_WHAT IS REQUIRED_.
Say how many lines of the material below contain the word "depth", with no other words.

_MATERIAL FOR THIS TASK_.
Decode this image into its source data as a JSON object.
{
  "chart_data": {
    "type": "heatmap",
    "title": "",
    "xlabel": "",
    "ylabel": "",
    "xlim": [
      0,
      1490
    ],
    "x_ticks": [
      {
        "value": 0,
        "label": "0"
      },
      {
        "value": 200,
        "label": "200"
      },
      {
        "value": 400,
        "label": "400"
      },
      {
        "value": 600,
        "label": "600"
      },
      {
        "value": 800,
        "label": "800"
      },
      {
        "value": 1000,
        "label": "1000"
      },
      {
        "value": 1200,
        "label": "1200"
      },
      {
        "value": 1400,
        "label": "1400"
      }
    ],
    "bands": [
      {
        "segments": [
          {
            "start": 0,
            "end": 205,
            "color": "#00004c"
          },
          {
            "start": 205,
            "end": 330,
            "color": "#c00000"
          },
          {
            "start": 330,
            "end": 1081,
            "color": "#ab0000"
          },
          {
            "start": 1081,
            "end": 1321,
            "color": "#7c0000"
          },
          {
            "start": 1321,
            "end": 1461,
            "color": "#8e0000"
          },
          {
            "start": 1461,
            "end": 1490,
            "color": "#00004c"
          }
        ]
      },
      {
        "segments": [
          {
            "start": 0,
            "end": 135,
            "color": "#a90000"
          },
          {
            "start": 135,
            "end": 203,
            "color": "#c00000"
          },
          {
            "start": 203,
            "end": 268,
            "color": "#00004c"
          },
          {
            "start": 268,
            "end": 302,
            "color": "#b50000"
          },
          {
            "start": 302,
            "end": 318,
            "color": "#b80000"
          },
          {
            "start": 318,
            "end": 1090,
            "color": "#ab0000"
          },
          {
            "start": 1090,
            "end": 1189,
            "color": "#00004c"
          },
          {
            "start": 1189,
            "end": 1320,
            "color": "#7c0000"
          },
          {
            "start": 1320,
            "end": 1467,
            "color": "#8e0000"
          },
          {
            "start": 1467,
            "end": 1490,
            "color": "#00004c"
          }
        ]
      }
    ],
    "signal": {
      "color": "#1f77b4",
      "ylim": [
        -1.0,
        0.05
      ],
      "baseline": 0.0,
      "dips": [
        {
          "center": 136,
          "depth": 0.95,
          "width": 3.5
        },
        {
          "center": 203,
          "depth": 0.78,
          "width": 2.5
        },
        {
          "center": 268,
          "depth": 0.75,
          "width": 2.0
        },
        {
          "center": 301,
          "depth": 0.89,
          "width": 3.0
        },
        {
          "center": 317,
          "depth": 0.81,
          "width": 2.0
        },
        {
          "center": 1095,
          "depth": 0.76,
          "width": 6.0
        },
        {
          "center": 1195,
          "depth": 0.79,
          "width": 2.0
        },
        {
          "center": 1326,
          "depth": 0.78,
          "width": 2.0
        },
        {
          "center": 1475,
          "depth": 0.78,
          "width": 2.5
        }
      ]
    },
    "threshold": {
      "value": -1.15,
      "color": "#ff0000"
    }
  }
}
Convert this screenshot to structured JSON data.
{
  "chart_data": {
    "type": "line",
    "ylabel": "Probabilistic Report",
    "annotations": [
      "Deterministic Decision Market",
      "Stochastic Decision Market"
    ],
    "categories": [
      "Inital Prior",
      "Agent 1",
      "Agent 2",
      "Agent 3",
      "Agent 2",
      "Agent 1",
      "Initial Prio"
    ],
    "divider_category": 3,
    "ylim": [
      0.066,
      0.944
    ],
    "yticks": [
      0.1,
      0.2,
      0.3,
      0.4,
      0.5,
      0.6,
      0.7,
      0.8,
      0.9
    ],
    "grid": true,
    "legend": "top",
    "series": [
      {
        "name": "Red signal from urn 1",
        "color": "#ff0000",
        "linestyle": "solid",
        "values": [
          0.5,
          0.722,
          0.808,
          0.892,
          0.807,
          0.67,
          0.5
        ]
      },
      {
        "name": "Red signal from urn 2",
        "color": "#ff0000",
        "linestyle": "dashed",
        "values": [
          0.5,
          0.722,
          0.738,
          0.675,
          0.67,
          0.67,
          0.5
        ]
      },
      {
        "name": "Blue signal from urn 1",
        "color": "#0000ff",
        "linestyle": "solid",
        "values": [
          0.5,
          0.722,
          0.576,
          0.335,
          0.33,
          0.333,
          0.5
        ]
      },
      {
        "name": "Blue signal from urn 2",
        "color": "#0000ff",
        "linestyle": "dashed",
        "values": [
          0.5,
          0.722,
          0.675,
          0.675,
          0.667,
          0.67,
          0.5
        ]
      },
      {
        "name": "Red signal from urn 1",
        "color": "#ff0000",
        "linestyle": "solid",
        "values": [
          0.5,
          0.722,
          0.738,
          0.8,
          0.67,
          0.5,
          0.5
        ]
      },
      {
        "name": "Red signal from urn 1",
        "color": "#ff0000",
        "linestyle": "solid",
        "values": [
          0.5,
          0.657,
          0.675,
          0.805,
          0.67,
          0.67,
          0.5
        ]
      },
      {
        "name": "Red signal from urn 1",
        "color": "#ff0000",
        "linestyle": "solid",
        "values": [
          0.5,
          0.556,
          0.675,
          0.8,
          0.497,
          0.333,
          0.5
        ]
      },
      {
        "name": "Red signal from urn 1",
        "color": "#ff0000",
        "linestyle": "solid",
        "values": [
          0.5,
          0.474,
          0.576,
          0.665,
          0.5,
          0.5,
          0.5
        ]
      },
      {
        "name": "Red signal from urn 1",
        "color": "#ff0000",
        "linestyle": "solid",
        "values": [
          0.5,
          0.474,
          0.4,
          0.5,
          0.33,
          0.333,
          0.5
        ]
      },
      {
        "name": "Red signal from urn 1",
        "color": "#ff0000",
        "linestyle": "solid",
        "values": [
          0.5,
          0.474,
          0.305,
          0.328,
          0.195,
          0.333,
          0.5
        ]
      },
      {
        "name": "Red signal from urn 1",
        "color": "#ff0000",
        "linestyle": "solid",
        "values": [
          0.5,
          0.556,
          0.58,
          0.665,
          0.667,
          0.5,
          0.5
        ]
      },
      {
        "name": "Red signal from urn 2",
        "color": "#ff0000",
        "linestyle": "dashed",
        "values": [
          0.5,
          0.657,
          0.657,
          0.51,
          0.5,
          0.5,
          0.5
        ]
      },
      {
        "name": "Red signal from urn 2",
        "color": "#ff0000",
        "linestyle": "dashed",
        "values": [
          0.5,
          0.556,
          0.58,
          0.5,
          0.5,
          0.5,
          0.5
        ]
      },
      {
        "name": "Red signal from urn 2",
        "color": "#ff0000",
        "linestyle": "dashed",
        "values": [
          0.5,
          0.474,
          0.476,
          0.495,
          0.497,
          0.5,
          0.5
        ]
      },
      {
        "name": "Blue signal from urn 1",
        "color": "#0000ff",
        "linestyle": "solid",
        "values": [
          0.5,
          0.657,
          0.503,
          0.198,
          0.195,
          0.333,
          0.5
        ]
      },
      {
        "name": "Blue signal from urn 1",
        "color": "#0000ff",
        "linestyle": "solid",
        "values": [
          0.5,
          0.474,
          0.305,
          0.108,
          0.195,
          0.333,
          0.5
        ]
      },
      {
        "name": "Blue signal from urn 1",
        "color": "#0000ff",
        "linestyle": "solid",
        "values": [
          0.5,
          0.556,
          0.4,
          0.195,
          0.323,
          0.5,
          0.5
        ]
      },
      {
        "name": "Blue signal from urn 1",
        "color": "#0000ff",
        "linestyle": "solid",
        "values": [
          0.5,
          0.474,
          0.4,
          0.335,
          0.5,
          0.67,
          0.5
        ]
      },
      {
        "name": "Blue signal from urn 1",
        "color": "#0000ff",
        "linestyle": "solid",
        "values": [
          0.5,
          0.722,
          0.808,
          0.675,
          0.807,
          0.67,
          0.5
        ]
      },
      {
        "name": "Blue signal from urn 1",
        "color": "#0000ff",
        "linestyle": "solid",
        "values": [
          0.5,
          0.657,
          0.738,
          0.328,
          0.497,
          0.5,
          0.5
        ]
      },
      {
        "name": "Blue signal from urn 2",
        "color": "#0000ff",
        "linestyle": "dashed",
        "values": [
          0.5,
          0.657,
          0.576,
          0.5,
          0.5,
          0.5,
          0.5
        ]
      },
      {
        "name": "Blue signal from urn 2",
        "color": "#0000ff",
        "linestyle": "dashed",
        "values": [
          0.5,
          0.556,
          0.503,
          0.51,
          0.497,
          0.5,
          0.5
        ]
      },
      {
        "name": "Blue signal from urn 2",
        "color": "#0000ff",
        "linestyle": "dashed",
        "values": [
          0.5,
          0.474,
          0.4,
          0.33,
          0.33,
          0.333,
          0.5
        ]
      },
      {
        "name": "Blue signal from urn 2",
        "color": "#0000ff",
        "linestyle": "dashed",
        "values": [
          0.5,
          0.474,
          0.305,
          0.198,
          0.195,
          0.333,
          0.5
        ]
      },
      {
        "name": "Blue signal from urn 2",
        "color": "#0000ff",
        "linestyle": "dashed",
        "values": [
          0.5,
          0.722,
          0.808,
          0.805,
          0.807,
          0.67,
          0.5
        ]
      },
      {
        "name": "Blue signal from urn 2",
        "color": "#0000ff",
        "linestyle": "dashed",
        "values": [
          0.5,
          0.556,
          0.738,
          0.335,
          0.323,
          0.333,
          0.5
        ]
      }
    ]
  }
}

_EXERCISE OUTPUT_.
9